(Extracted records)
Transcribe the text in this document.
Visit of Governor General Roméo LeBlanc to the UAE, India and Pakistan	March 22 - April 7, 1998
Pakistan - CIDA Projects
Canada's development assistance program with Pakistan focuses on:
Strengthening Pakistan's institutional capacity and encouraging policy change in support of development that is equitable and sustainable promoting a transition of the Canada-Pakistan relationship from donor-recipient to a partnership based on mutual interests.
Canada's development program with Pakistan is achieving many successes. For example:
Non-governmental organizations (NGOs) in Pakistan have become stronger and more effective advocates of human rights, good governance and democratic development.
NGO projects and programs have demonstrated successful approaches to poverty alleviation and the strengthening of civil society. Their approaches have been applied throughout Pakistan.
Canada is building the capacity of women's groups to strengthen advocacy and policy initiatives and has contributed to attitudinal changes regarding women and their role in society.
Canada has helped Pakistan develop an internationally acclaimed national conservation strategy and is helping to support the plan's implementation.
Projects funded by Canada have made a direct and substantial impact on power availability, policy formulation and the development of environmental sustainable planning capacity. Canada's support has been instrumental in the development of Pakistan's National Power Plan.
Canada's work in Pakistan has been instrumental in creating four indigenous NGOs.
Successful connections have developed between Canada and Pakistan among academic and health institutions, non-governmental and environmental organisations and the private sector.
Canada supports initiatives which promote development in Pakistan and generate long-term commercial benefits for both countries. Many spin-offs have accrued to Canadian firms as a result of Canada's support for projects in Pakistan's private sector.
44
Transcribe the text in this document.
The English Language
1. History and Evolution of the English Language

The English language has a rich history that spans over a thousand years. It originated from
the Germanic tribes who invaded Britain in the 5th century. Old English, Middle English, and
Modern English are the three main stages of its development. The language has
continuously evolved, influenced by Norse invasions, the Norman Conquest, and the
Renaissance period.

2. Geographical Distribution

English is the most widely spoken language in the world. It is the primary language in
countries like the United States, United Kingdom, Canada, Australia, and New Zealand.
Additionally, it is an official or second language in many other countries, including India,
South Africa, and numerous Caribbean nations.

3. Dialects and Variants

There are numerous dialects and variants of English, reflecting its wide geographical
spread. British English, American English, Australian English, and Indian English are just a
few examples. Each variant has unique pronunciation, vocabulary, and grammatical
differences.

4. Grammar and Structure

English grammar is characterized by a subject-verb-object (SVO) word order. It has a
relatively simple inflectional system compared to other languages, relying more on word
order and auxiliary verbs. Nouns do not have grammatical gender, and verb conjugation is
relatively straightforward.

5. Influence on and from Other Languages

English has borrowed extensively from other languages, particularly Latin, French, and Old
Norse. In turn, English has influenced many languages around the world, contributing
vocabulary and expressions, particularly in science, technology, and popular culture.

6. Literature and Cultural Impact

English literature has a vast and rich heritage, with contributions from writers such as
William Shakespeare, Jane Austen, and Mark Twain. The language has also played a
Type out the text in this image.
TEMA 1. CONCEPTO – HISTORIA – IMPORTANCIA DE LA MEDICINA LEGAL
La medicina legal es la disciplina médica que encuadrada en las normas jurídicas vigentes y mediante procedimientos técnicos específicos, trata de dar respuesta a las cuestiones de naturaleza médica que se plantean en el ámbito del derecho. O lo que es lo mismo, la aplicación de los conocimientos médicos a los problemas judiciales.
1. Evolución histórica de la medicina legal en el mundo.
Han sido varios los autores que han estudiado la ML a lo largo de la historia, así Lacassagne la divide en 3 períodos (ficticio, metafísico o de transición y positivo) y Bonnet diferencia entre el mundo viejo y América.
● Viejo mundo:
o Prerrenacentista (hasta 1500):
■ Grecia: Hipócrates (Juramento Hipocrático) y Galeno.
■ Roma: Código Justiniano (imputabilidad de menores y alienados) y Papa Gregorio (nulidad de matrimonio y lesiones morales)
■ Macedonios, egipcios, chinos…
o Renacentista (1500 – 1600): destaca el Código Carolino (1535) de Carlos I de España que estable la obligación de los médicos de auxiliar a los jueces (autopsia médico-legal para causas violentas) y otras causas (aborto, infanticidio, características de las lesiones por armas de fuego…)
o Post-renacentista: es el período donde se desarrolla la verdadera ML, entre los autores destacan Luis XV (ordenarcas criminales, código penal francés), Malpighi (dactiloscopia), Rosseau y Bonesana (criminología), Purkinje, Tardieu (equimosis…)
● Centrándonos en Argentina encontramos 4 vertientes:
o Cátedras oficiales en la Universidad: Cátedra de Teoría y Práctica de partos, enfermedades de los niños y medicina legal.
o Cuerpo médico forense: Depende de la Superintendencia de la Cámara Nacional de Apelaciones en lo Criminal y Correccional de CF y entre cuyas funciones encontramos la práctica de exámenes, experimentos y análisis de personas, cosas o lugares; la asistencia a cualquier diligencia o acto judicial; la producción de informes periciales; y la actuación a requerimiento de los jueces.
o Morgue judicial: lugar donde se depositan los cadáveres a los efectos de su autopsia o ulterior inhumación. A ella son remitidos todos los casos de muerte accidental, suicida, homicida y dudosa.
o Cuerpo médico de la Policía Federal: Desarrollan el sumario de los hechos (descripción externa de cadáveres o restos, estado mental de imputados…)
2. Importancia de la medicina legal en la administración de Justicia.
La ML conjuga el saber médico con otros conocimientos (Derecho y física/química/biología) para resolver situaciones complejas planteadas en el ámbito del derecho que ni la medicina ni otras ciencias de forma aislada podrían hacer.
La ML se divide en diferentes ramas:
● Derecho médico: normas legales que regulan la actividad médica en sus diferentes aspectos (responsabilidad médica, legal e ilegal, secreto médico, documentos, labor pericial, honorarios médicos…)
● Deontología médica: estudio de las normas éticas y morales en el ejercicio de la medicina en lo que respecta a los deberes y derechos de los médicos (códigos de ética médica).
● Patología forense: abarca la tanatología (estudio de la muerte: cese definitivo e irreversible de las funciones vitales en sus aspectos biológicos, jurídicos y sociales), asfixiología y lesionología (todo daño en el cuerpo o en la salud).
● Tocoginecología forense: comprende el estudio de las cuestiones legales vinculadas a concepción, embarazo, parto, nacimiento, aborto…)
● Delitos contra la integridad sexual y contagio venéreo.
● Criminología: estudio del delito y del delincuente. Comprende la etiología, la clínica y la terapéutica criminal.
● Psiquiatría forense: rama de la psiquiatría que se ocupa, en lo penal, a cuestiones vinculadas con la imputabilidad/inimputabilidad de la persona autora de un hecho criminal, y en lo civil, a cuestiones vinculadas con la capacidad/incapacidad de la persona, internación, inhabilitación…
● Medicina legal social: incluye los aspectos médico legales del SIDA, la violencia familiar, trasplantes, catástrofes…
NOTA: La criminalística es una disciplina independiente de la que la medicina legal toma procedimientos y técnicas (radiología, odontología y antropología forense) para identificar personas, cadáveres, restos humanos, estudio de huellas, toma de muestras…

__REQUEST__. Your answer should be only the number of lines that hold the word "civil".

__TASK OUTPUT__. 2